WORK TO BE COMPLETED: Say whether each statement agrees with the article on the VW Santana below, answering yes or no and quoting the deciding words from the article: (a) Volkswagen once held half of the Brazilian market. (b) Brazilian websites report that the Santana will use the PQ25 platform. (c) VW Brasil confirmed that the car is coming.

TEXT SHOWN:
────────────────

By on August 19, 2012

Brazil was once VW’s home away from home. Here, it felt loved and welcome. It controlled 50 percent of the market. Time passed. An Italian upstart arrived and eventually robbed it of first place by being more agile. VW meanwhile grew bigger appetites and found a new home in China.  Brazil, the ex-favorite, the dark, mysterious, tropical, big bosomed former love affair relies on the crumbs that fall off the table of the slanted-eye enchantress.

Bertel Schmitt broke the news. He revealed that the Santana, Volkswagen’s engagement present for the Chinese lover, will find its way into homes all over lands south of the Rio Grande. It could eventually vie for the attention of those who live in the better-off portions of the Americas. Why not? Nissan’s Versa has proven that Americans are game. The VW Santana is nothing more than VW’s take on that car. A car that occupies a segment that is growing the world over. The B-segment sized car sold at A-segment sized prices. Right here on TTAC, I’ve covered more than a few of those cars. VW’s Santana will follow the trail blazed by Chevy’s Cobalt, Renault’s Logan, Nissan’s Versa, Peugeot’s 301 and even Fiat’s Grand Siena (another pretender for a place in Americans’ heart), not to mention the Toyota Etios, extensively and expertly covered by our own Bertel Schmitt.

According to reports on Brazilian enthusiast sites and, the car doesn’t quite follow the recipe first conceived by the Franco-Romanian collaboration of Renault-Dacia. Differently from Renault, Nissan, Fiat, Toyota and Chevrolet (which used their all new global small car platforms in a dedicated way to produce really brand-new spanking cars), the VW Santana sits on a time-tested (and by now fully amortized) PQ24 platform. Incontrast to Bertel’s report, Brazilian websites say that this and not the more modern PQ25 will be used. I tried to clear this up at VW Brasil. The nice folks there were not talking. In fact, they denied the car is even coming. Veteran VW do Brasil watchers, however, point out that when Volkswagen in Brazil denies something, it means it’s true. Time will tell then.

────────────────

DATA SECTION:
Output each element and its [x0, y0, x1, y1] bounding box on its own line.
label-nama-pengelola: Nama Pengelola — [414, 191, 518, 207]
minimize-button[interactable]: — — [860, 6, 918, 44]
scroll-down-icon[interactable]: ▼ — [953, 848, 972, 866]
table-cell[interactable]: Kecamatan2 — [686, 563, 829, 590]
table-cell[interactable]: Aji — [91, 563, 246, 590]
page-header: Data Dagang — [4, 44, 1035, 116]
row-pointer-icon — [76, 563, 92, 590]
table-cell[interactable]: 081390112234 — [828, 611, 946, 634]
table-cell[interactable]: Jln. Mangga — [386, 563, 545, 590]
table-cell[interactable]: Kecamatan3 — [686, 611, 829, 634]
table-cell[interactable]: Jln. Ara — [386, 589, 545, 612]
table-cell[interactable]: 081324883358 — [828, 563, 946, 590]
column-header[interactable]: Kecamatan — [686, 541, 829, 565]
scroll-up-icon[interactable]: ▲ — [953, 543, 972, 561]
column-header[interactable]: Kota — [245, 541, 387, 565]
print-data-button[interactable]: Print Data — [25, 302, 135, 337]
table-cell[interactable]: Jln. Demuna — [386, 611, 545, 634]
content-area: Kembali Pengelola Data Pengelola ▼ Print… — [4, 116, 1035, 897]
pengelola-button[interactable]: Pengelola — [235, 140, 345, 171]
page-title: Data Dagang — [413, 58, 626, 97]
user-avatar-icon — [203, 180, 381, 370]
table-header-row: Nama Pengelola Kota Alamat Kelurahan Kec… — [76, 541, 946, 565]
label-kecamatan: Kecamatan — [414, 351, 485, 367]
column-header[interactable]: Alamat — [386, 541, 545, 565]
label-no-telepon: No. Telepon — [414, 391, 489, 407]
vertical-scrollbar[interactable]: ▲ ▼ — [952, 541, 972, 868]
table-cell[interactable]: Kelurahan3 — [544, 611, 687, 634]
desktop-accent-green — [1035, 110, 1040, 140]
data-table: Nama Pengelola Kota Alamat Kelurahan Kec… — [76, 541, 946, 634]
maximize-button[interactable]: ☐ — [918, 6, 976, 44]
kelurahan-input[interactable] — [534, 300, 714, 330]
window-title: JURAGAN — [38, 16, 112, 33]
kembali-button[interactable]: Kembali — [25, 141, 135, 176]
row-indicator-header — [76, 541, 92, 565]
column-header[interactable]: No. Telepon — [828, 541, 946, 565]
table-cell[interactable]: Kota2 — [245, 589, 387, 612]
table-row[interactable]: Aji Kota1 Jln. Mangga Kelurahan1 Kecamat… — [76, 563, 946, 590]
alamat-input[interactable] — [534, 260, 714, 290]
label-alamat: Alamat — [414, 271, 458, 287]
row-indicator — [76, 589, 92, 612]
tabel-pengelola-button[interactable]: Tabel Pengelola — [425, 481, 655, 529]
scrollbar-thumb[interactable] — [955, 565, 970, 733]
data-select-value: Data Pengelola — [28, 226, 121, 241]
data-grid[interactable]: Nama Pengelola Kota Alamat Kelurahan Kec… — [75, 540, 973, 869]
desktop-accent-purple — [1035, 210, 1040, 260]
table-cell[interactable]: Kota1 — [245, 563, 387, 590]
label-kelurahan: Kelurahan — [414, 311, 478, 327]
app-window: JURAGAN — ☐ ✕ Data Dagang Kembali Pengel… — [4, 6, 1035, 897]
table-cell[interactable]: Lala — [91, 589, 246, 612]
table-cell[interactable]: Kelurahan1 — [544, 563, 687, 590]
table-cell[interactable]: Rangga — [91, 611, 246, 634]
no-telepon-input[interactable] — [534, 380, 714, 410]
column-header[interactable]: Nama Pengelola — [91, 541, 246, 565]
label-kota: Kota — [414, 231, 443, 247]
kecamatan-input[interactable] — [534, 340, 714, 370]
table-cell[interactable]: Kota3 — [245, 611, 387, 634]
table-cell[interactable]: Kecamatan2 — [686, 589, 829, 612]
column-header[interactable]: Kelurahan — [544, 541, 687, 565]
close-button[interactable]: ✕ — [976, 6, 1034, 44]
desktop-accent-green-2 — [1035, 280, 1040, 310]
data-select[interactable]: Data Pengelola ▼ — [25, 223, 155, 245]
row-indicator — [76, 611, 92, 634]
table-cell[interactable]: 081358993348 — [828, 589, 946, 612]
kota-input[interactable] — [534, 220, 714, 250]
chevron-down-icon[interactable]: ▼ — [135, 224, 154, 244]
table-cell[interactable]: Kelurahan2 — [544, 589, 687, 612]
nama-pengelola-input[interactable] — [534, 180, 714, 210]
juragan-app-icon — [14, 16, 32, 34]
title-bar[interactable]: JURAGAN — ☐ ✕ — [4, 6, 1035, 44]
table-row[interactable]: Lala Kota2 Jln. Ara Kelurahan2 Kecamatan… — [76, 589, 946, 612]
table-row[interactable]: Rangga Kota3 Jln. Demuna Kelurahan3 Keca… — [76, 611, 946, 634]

────────────────

THE COMPLETED TASK:
(a) Yes: "It controlled 50 percent of the market."
(b) No: "Brazilian websites say that this and not the more modern PQ25 will be used."
(c) No: "In fact, they denied the car is even coming."